(Beginning of Data in this exercise)

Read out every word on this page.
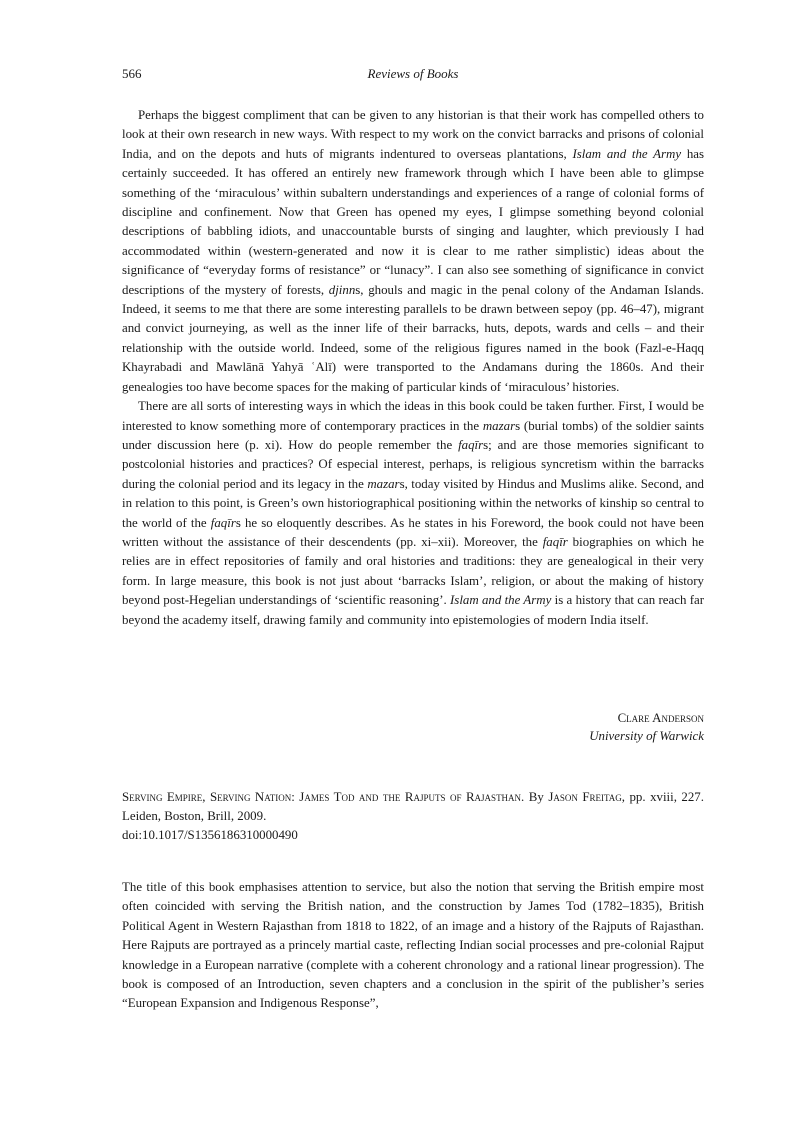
566	Reviews of Books

Perhaps the biggest compliment that can be given to any historian is that their work has compelled others to look at their own research in new ways. With respect to my work on the convict barracks and prisons of colonial India, and on the depots and huts of migrants indentured to overseas plantations, Islam and the Army has certainly succeeded. It has offered an entirely new framework through which I have been able to glimpse something of the ‘miraculous’ within subaltern understandings and experiences of a range of colonial forms of discipline and confinement. Now that Green has opened my eyes, I glimpse something beyond colonial descriptions of babbling idiots, and unaccountable bursts of singing and laughter, which previously I had accommodated within (western-generated and now it is clear to me rather simplistic) ideas about the significance of “everyday forms of resistance” or “lunacy”. I can also see something of significance in convict descriptions of the mystery of forests, djinns, ghouls and magic in the penal colony of the Andaman Islands. Indeed, it seems to me that there are some interesting parallels to be drawn between sepoy (pp. 46–47), migrant and convict journeying, as well as the inner life of their barracks, huts, depots, wards and cells – and their relationship with the outside world. Indeed, some of the religious figures named in the book (Fazl-e-Haqq Khayrabadi and Mawlānā Yahyā ʿAlī) were transported to the Andamans during the 1860s. And their genealogies too have become spaces for the making of particular kinds of ‘miraculous’ histories.

There are all sorts of interesting ways in which the ideas in this book could be taken further. First, I would be interested to know something more of contemporary practices in the mazars (burial tombs) of the soldier saints under discussion here (p. xi). How do people remember the faqīrs; and are those memories significant to postcolonial histories and practices? Of especial interest, perhaps, is religious syncretism within the barracks during the colonial period and its legacy in the mazars, today visited by Hindus and Muslims alike. Second, and in relation to this point, is Green’s own historiographical positioning within the networks of kinship so central to the world of the faqīrs he so eloquently describes. As he states in his Foreword, the book could not have been written without the assistance of their descendents (pp. xi–xii). Moreover, the faqīr biographies on which he relies are in effect repositories of family and oral histories and traditions: they are genealogical in their very form. In large measure, this book is not just about ‘barracks Islam’, religion, or about the making of history beyond post-Hegelian understandings of ‘scientific reasoning’. Islam and the Army is a history that can reach far beyond the academy itself, drawing family and community into epistemologies of modern India itself.

Clare Anderson
University of Warwick
Serving Empire, Serving Nation: James Tod and the Rajputs of Rajasthan. By Jason Freitag, pp. xviii, 227. Leiden, Boston, Brill, 2009.
doi:10.1017/S1356186310000490

The title of this book emphasises attention to service, but also the notion that serving the British empire most often coincided with serving the British nation, and the construction by James Tod (1782–1835), British Political Agent in Western Rajasthan from 1818 to 1822, of an image and a history of the Rajputs of Rajasthan. Here Rajputs are portrayed as a princely martial caste, reflecting Indian social processes and pre-colonial Rajput knowledge in a European narrative (complete with a coherent chronology and a rational linear progression). The book is composed of an Introduction, seven chapters and a conclusion in the spirit of the publisher’s series “European Expansion and Indigenous Response”,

(End of Data in this exercise)

What this task involves
Reproduce these records exactly, but not the pictures.

Written response
Read out every word on this page.
566	Reviews of Books

Perhaps the biggest compliment that can be given to any historian is that their work has compelled others to look at their own research in new ways. With respect to my work on the convict barracks and prisons of colonial India, and on the depots and huts of migrants indentured to overseas plantations, Islam and the Army has certainly succeeded. It has offered an entirely new framework through which I have been able to glimpse something of the ‘miraculous’ within subaltern understandings and experiences of a range of colonial forms of discipline and confinement. Now that Green has opened my eyes, I glimpse something beyond colonial descriptions of babbling idiots, and unaccountable bursts of singing and laughter, which previously I had accommodated within (western-generated and now it is clear to me rather simplistic) ideas about the significance of “everyday forms of resistance” or “lunacy”. I can also see something of significance in convict descriptions of the mystery of forests, djinns, ghouls and magic in the penal colony of the Andaman Islands. Indeed, it seems to me that there are some interesting parallels to be drawn between sepoy (pp. 46–47), migrant and convict journeying, as well as the inner life of their barracks, huts, depots, wards and cells – and their relationship with the outside world. Indeed, some of the religious figures named in the book (Fazl-e-Haqq Khayrabadi and Mawlānā Yahyā ʿAlī) were transported to the Andamans during the 1860s. And their genealogies too have become spaces for the making of particular kinds of ‘miraculous’ histories.

There are all sorts of interesting ways in which the ideas in this book could be taken further. First, I would be interested to know something more of contemporary practices in the mazars (burial tombs) of the soldier saints under discussion here (p. xi). How do people remember the faqīrs; and are those memories significant to postcolonial histories and practices? Of especial interest, perhaps, is religious syncretism within the barracks during the colonial period and its legacy in the mazars, today visited by Hindus and Muslims alike. Second, and in relation to this point, is Green’s own historiographical positioning within the networks of kinship so central to the world of the faqīrs he so eloquently describes. As he states in his Foreword, the book could not have been written without the assistance of their descendents (pp. xi–xii). Moreover, the faqīr biographies on which he relies are in effect repositories of family and oral histories and traditions: they are genealogical in their very form. In large measure, this book is not just about ‘barracks Islam’, religion, or about the making of history beyond post-Hegelian understandings of ‘scientific reasoning’. Islam and the Army is a history that can reach far beyond the academy itself, drawing family and community into epistemologies of modern India itself.

Clare Anderson
University of Warwick
Serving Empire, Serving Nation: James Tod and the Rajputs of Rajasthan. By Jason Freitag, pp. xviii, 227. Leiden, Boston, Brill, 2009.
doi:10.1017/S1356186310000490

The title of this book emphasises attention to service, but also the notion that serving the British empire most often coincided with serving the British nation, and the construction by James Tod (1782–1835), British Political Agent in Western Rajasthan from 1818 to 1822, of an image and a history of the Rajputs of Rajasthan. Here Rajputs are portrayed as a princely martial caste, reflecting Indian social processes and pre-colonial Rajput knowledge in a European narrative (complete with a coherent chronology and a rational linear progression). The book is composed of an Introduction, seven chapters and a conclusion in the spirit of the publisher’s series “European Expansion and Indigenous Response”,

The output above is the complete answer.